◆ **Short problem**
Every line of the listing must be reproduced as it stands. Leave the images behind.

◆ **Extracted information**

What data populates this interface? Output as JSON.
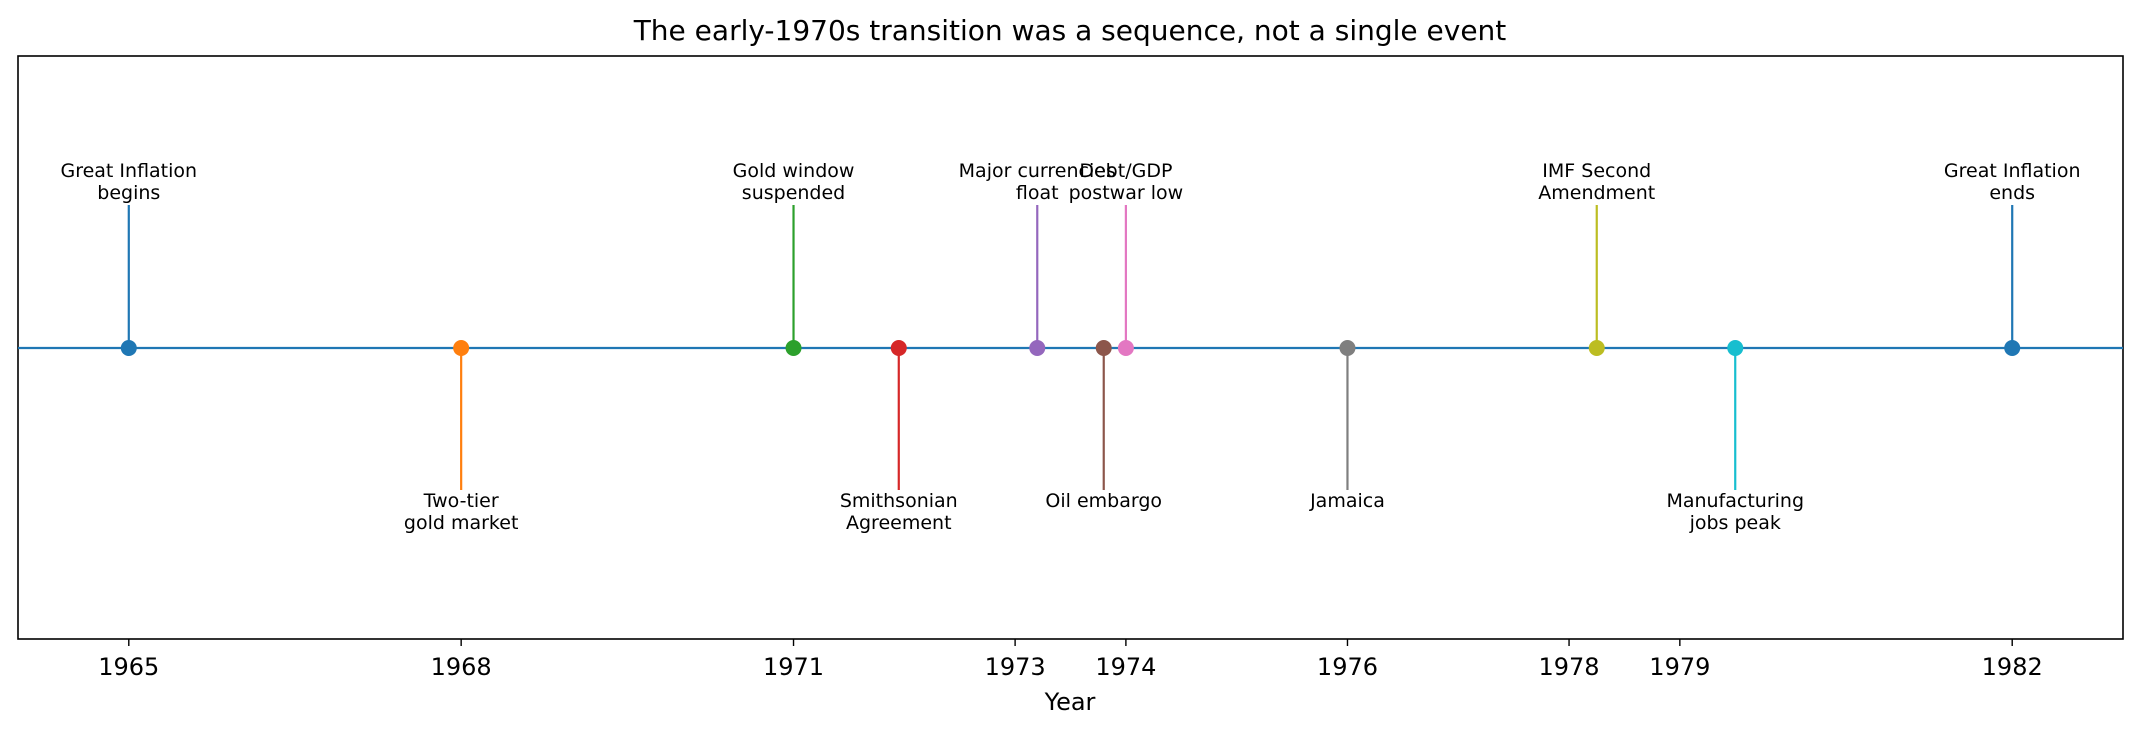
{
  "chart_data": {
    "type": "timeline",
    "title": "The early-1970s transition was a sequence, not a single event",
    "xlabel": "Year",
    "xlim": [
      1964.0,
      1983.0
    ],
    "xticks": [
      1965,
      1968,
      1971,
      1973,
      1974,
      1976,
      1978,
      1979,
      1982
    ],
    "grid": false,
    "events": [
      {
        "x": 1965.0,
        "label": [
          "Great Inflation",
          "begins"
        ],
        "side": "above",
        "color": "#1f77b4"
      },
      {
        "x": 1968.0,
        "label": [
          "Two-tier",
          "gold market"
        ],
        "side": "below",
        "color": "#ff7f0e"
      },
      {
        "x": 1971.0,
        "label": [
          "Gold window",
          "suspended"
        ],
        "side": "above",
        "color": "#2ca02c"
      },
      {
        "x": 1971.95,
        "label": [
          "Smithsonian",
          "Agreement"
        ],
        "side": "below",
        "color": "#d62728"
      },
      {
        "x": 1973.2,
        "label": [
          "Major currencies",
          "float"
        ],
        "side": "above",
        "color": "#9467bd"
      },
      {
        "x": 1973.8,
        "label": [
          "Oil embargo"
        ],
        "side": "below",
        "color": "#8c564b"
      },
      {
        "x": 1974.0,
        "label": [
          "Debt/GDP",
          "postwar low"
        ],
        "side": "above",
        "color": "#e377c2"
      },
      {
        "x": 1976.0,
        "label": [
          "Jamaica"
        ],
        "side": "below",
        "color": "#7f7f7f"
      },
      {
        "x": 1978.25,
        "label": [
          "IMF Second",
          "Amendment"
        ],
        "side": "above",
        "color": "#bcbd22"
      },
      {
        "x": 1979.5,
        "label": [
          "Manufacturing",
          "jobs peak"
        ],
        "side": "below",
        "color": "#17becf"
      },
      {
        "x": 1982.0,
        "label": [
          "Great Inflation",
          "ends"
        ],
        "side": "above",
        "color": "#1f77b4"
      }
    ],
    "baseline_color": "#1f77b4"
  }
}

◆ **Exercise output**
What data populates this interface? Output as JSON.
{
  "chart_data": {
    "type": "timeline",
    "title": "The early-1970s transition was a sequence, not a single event",
    "xlabel": "Year",
    "xlim": [
      1964.0,
      1983.0
    ],
    "xticks": [
      1965,
      1968,
      1971,
      1973,
      1974,
      1976,
      1978,
      1979,
      1982
    ],
    "grid": false,
    "events": [
      {
        "x": 1965.0,
        "label": [
          "Great Inflation",
          "begins"
        ],
        "side": "above",
        "color": "#1f77b4"
      },
      {
        "x": 1968.0,
        "label": [
          "Two-tier",
          "gold market"
        ],
        "side": "below",
        "color": "#ff7f0e"
      },
      {
        "x": 1971.0,
        "label": [
          "Gold window",
          "suspended"
        ],
        "side": "above",
        "color": "#2ca02c"
      },
      {
        "x": 1971.95,
        "label": [
          "Smithsonian",
          "Agreement"
        ],
        "side": "below",
        "color": "#d62728"
      },
      {
        "x": 1973.2,
        "label": [
          "Major currencies",
          "float"
        ],
        "side": "above",
        "color": "#9467bd"
      },
      {
        "x": 1973.8,
        "label": [
          "Oil embargo"
        ],
        "side": "below",
        "color": "#8c564b"
      },
      {
        "x": 1974.0,
        "label": [
          "Debt/GDP",
          "postwar low"
        ],
        "side": "above",
        "color": "#e377c2"
      },
      {
        "x": 1976.0,
        "label": [
          "Jamaica"
        ],
        "side": "below",
        "color": "#7f7f7f"
      },
      {
        "x": 1978.25,
        "label": [
          "IMF Second",
          "Amendment"
        ],
        "side": "above",
        "color": "#bcbd22"
      },
      {
        "x": 1979.5,
        "label": [
          "Manufacturing",
          "jobs peak"
        ],
        "side": "below",
        "color": "#17becf"
      },
      {
        "x": 1982.0,
        "label": [
          "Great Inflation",
          "ends"
        ],
        "side": "above",
        "color": "#1f77b4"
      }
    ],
    "baseline_color": "#1f77b4"
  }
}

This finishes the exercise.